- **AIM OF THE EXERCISE**
Every line that contains the word "median" is to be copied from the listing.

/---

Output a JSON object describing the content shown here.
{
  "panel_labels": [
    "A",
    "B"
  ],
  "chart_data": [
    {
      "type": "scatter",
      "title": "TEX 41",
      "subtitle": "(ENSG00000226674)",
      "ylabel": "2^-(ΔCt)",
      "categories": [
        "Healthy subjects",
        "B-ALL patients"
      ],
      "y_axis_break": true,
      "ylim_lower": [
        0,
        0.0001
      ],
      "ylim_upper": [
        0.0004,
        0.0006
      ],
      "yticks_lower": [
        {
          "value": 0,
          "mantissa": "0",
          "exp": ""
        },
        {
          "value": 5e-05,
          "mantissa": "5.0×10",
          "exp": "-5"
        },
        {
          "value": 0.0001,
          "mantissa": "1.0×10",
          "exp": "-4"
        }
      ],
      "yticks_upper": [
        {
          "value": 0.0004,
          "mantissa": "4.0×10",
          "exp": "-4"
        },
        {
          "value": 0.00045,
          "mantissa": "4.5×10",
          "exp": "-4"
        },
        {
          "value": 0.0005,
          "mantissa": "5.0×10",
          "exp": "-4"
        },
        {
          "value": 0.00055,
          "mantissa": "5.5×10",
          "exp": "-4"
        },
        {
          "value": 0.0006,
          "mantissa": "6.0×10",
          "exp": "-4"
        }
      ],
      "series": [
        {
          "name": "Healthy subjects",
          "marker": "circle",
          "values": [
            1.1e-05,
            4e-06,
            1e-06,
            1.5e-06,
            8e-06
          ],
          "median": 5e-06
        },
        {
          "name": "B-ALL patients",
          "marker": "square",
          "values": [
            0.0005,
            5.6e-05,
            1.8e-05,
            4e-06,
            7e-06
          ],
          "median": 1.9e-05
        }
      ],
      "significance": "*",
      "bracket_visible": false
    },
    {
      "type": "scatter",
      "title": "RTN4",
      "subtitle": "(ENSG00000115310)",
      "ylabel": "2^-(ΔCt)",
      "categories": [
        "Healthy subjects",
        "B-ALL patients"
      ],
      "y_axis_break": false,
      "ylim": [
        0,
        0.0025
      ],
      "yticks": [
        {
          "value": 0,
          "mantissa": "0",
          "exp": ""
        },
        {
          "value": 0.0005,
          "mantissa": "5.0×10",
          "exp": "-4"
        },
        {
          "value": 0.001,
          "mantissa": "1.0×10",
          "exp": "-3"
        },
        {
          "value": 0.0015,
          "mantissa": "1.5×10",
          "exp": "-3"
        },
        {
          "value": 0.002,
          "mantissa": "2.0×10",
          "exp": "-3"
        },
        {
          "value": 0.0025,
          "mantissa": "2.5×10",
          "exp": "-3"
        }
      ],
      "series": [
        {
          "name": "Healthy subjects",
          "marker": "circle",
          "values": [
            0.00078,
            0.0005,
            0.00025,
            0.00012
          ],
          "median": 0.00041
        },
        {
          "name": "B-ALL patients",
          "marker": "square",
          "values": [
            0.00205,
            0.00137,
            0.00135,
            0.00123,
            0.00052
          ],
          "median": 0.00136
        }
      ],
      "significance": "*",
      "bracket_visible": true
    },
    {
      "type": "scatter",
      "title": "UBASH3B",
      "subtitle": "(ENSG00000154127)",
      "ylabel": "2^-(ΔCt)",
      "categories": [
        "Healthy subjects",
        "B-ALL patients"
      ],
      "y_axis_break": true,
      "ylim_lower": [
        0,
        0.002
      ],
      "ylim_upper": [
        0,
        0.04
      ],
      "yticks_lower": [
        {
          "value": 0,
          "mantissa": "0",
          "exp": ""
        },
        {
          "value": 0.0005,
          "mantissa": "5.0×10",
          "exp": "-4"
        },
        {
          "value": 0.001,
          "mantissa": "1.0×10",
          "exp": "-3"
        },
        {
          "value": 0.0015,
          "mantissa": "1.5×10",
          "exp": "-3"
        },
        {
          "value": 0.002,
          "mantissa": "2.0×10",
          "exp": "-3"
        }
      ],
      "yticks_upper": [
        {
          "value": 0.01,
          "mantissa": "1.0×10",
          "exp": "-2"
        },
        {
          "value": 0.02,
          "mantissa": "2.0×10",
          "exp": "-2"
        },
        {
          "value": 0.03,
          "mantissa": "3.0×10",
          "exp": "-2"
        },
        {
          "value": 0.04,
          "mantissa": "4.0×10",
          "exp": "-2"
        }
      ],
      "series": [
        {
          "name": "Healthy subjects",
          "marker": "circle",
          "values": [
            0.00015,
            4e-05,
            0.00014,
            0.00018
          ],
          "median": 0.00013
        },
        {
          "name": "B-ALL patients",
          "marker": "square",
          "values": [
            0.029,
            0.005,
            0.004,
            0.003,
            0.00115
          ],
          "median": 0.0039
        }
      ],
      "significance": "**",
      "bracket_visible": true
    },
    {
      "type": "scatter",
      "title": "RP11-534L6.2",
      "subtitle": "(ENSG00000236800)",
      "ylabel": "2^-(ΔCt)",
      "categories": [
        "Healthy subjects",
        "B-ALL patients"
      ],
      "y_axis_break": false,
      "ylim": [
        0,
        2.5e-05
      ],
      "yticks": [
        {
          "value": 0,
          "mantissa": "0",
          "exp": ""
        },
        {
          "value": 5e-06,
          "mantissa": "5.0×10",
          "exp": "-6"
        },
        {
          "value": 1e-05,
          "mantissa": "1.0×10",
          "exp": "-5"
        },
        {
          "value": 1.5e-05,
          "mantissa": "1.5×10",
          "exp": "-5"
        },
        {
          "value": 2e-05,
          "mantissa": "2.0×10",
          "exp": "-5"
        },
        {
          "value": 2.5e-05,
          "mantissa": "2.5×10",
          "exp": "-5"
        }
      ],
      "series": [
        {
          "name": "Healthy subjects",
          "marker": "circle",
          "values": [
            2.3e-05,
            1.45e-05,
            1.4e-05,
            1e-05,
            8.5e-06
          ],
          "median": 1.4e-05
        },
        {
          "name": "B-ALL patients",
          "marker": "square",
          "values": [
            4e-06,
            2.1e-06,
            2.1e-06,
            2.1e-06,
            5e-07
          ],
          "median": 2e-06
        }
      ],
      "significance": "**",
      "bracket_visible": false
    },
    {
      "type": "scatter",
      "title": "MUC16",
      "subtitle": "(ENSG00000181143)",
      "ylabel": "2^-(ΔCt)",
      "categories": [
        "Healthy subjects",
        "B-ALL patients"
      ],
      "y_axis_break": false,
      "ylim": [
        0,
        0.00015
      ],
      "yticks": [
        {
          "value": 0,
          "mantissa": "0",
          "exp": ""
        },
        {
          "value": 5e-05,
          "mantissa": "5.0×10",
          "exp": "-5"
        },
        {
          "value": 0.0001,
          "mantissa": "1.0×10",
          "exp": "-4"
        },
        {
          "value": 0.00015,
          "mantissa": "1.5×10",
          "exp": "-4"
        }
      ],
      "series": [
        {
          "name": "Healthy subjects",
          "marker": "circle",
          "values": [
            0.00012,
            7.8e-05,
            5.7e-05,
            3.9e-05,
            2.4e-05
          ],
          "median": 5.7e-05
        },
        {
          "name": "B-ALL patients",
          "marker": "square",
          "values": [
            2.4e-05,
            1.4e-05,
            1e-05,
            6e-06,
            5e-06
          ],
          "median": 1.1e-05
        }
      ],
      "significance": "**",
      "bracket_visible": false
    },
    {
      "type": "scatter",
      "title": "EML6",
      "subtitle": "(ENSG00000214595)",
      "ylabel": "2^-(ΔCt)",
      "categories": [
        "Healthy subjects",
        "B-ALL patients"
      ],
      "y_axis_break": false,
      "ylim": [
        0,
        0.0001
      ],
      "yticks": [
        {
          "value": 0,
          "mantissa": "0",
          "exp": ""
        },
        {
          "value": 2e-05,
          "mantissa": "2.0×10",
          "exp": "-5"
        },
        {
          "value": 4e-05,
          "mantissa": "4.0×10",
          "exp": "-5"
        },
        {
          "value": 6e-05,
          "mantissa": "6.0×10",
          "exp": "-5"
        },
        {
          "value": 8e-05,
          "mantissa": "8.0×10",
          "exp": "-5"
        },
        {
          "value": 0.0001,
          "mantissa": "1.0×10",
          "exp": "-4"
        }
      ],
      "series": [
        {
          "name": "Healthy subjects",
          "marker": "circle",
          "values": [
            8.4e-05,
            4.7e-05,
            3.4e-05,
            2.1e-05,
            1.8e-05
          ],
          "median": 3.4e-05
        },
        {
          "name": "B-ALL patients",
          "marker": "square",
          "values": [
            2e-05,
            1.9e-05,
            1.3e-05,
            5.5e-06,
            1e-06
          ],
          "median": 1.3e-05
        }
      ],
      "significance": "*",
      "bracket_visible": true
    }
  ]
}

\---

- **THE COMPLETED TASK**
          "median": 5e-06
          "median": 1.9e-05
          "median": 0.00041
          "median": 0.00136
          "median": 0.00013
          "median": 0.0039
          "median": 1.4e-05
          "median": 2e-06
          "median": 5.7e-05
          "median": 1.1e-05
          "median": 3.4e-05
          "median": 1.3e-05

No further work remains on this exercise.